YOUR INSTRUCTIONS: Every line below that contains the word "skin" must be copied.

Dataset rows describing interfaces
+++++

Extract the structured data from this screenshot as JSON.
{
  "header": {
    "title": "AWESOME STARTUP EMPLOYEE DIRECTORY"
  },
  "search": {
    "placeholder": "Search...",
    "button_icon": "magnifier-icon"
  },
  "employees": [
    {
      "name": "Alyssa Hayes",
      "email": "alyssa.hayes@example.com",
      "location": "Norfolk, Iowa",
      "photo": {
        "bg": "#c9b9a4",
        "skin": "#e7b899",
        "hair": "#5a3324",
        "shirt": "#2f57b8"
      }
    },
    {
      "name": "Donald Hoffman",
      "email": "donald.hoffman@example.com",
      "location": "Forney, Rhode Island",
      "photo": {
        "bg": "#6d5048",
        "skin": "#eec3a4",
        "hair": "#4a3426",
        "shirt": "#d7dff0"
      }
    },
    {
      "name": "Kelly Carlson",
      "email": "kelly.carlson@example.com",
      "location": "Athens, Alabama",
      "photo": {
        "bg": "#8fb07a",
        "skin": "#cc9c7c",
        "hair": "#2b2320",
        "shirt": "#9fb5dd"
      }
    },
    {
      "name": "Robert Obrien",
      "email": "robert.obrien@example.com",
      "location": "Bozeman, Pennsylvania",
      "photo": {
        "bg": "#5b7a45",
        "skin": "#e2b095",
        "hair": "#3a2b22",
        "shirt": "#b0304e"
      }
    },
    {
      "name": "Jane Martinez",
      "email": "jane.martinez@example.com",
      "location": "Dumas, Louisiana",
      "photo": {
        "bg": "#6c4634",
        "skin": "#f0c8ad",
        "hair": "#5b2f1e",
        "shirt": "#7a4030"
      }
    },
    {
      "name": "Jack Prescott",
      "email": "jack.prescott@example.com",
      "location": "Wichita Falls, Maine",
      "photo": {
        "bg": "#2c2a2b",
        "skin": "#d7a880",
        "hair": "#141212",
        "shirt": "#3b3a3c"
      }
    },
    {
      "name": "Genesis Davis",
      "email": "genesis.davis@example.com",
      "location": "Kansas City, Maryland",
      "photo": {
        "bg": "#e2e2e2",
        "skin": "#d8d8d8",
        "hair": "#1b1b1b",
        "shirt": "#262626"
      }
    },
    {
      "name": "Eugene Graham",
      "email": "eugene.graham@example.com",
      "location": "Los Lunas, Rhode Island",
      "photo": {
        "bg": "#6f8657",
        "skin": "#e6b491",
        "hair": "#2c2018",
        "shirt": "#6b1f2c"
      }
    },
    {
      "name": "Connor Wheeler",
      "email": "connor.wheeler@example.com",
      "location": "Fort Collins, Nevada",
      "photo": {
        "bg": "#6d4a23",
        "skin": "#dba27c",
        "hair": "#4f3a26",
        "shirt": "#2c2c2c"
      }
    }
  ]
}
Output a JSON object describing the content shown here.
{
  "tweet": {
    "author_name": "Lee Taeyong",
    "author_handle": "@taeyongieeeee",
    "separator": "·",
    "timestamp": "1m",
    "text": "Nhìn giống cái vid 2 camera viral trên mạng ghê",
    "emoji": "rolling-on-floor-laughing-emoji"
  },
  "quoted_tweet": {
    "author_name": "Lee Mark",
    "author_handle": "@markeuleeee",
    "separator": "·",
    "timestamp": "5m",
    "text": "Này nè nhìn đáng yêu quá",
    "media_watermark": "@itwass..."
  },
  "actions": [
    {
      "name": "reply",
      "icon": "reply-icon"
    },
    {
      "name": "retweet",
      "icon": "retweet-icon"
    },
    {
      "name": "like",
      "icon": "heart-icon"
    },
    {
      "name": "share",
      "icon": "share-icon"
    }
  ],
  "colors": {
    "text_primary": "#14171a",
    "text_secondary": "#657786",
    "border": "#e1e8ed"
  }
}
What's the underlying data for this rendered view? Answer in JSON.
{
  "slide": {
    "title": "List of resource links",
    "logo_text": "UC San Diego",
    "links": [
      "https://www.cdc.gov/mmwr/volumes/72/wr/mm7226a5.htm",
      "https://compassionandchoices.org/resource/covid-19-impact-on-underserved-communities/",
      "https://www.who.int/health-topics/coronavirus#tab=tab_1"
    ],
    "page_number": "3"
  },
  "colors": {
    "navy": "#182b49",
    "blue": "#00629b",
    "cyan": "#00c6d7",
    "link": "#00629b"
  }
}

+++++

OUTPUT OF THE EXERCISE:
        "skin": "#e7b899",
        "skin": "#eec3a4",
        "skin": "#cc9c7c",
        "skin": "#e2b095",
        "skin": "#f0c8ad",
        "skin": "#d7a880",
        "skin": "#d8d8d8",
        "skin": "#e6b491",
        "skin": "#dba27c",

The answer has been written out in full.